» Supplied records:

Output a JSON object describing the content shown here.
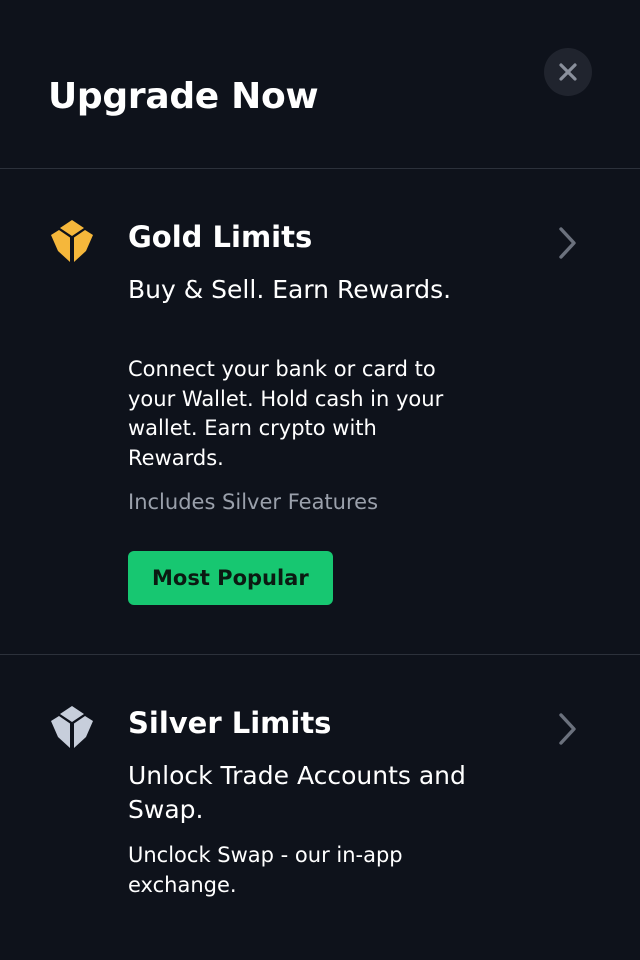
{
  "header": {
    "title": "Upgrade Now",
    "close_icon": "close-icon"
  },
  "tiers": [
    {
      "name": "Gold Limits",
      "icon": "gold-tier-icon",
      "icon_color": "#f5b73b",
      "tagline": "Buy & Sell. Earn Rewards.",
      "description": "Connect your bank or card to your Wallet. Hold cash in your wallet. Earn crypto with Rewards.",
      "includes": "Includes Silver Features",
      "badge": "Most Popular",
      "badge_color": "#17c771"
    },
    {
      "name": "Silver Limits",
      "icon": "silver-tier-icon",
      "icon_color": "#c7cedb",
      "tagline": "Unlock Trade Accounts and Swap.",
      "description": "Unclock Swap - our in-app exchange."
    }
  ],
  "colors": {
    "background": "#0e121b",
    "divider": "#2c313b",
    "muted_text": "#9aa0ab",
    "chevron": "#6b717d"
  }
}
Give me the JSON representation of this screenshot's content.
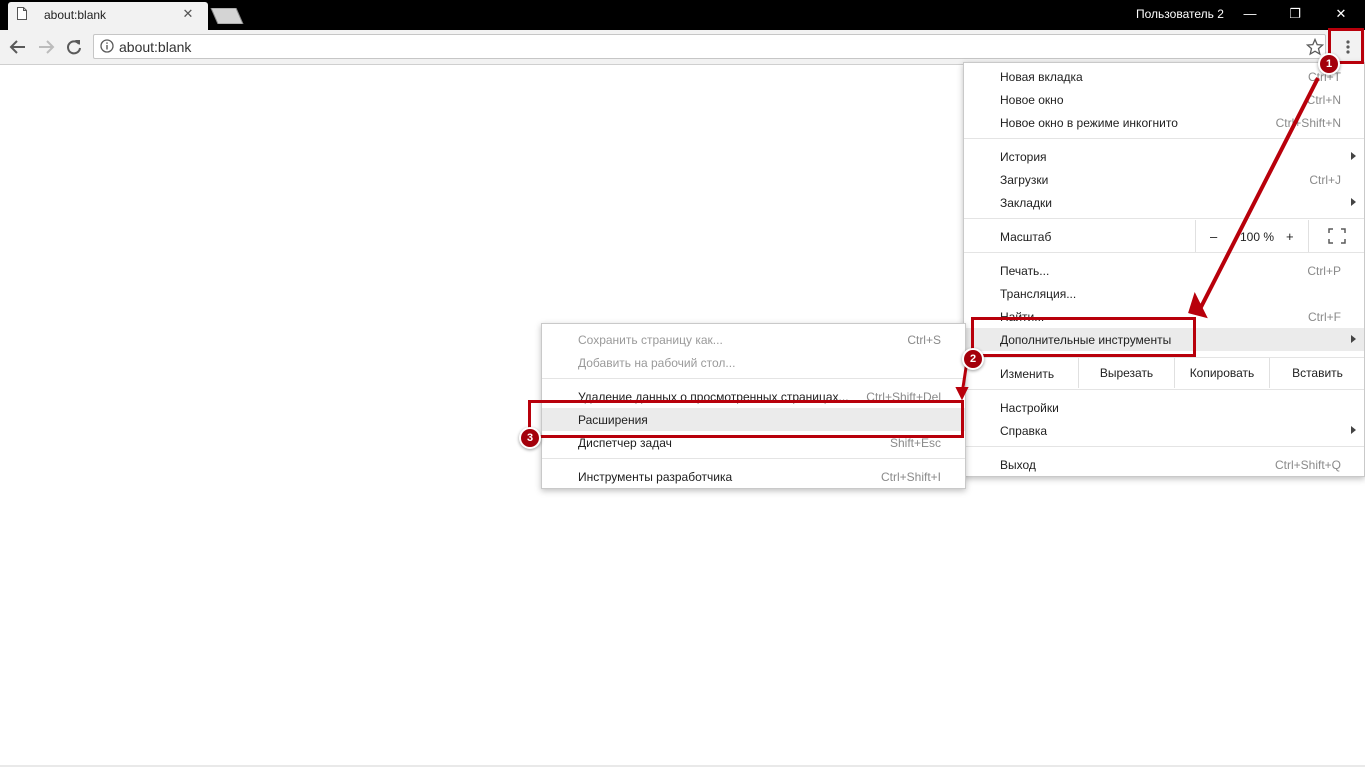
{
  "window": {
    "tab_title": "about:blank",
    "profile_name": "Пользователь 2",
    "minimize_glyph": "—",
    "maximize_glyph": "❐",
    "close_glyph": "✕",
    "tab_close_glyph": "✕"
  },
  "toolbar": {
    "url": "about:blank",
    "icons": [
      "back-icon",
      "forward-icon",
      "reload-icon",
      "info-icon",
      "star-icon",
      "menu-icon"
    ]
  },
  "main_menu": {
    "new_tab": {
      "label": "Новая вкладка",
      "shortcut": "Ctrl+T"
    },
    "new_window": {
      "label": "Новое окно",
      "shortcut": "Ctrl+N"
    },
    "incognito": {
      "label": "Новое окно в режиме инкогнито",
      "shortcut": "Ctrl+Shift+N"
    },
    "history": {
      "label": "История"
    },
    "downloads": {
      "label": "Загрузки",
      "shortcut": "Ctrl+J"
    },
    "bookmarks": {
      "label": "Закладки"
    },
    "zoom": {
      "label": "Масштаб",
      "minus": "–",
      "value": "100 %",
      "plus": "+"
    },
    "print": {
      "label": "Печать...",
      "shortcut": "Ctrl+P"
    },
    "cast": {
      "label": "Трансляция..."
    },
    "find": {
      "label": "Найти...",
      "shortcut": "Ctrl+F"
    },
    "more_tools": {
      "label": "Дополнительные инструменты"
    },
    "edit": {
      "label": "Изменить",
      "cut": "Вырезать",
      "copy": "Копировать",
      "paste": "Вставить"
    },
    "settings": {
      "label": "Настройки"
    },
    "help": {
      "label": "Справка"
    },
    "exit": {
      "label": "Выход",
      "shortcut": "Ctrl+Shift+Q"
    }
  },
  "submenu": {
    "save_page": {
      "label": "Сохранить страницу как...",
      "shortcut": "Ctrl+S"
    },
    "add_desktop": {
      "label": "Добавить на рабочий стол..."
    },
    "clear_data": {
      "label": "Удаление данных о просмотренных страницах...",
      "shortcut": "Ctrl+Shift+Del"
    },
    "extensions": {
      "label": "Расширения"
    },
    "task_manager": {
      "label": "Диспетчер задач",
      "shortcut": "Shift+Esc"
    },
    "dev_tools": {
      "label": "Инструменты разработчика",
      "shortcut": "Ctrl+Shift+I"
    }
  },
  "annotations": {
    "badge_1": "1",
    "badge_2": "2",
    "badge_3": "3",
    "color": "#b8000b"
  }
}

» Task description:
Transcribe the full listing character for character. Pictures are excluded.

» Problem solution:
Output a JSON object describing the content shown here.
{
  "header": {
    "title": "Upgrade Now",
    "close_icon": "close-icon"
  },
  "tiers": [
    {
      "name": "Gold Limits",
      "icon": "gold-tier-icon",
      "icon_color": "#f5b73b",
      "tagline": "Buy & Sell. Earn Rewards.",
      "description": "Connect your bank or card to your Wallet. Hold cash in your wallet. Earn crypto with Rewards.",
      "includes": "Includes Silver Features",
      "badge": "Most Popular",
      "badge_color": "#17c771"
    },
    {
      "name": "Silver Limits",
      "icon": "silver-tier-icon",
      "icon_color": "#c7cedb",
      "tagline": "Unlock Trade Accounts and Swap.",
      "description": "Unclock Swap - our in-app exchange."
    }
  ],
  "colors": {
    "background": "#0e121b",
    "divider": "#2c313b",
    "muted_text": "#9aa0ab",
    "chevron": "#6b717d"
  }
}
Give me the JSON representation of this screenshot's content.
{
  "window": {
    "tab_title": "about:blank",
    "profile_name": "Пользователь 2",
    "minimize_glyph": "—",
    "maximize_glyph": "❐",
    "close_glyph": "✕",
    "tab_close_glyph": "✕"
  },
  "toolbar": {
    "url": "about:blank",
    "icons": [
      "back-icon",
      "forward-icon",
      "reload-icon",
      "info-icon",
      "star-icon",
      "menu-icon"
    ]
  },
  "main_menu": {
    "new_tab": {
      "label": "Новая вкладка",
      "shortcut": "Ctrl+T"
    },
    "new_window": {
      "label": "Новое окно",
      "shortcut": "Ctrl+N"
    },
    "incognito": {
      "label": "Новое окно в режиме инкогнито",
      "shortcut": "Ctrl+Shift+N"
    },
    "history": {
      "label": "История"
    },
    "downloads": {
      "label": "Загрузки",
      "shortcut": "Ctrl+J"
    },
    "bookmarks": {
      "label": "Закладки"
    },
    "zoom": {
      "label": "Масштаб",
      "minus": "–",
      "value": "100 %",
      "plus": "+"
    },
    "print": {
      "label": "Печать...",
      "shortcut": "Ctrl+P"
    },
    "cast": {
      "label": "Трансляция..."
    },
    "find": {
      "label": "Найти...",
      "shortcut": "Ctrl+F"
    },
    "more_tools": {
      "label": "Дополнительные инструменты"
    },
    "edit": {
      "label": "Изменить",
      "cut": "Вырезать",
      "copy": "Копировать",
      "paste": "Вставить"
    },
    "settings": {
      "label": "Настройки"
    },
    "help": {
      "label": "Справка"
    },
    "exit": {
      "label": "Выход",
      "shortcut": "Ctrl+Shift+Q"
    }
  },
  "submenu": {
    "save_page": {
      "label": "Сохранить страницу как...",
      "shortcut": "Ctrl+S"
    },
    "add_desktop": {
      "label": "Добавить на рабочий стол..."
    },
    "clear_data": {
      "label": "Удаление данных о просмотренных страницах...",
      "shortcut": "Ctrl+Shift+Del"
    },
    "extensions": {
      "label": "Расширения"
    },
    "task_manager": {
      "label": "Диспетчер задач",
      "shortcut": "Shift+Esc"
    },
    "dev_tools": {
      "label": "Инструменты разработчика",
      "shortcut": "Ctrl+Shift+I"
    }
  },
  "annotations": {
    "badge_1": "1",
    "badge_2": "2",
    "badge_3": "3",
    "color": "#b8000b"
  }
}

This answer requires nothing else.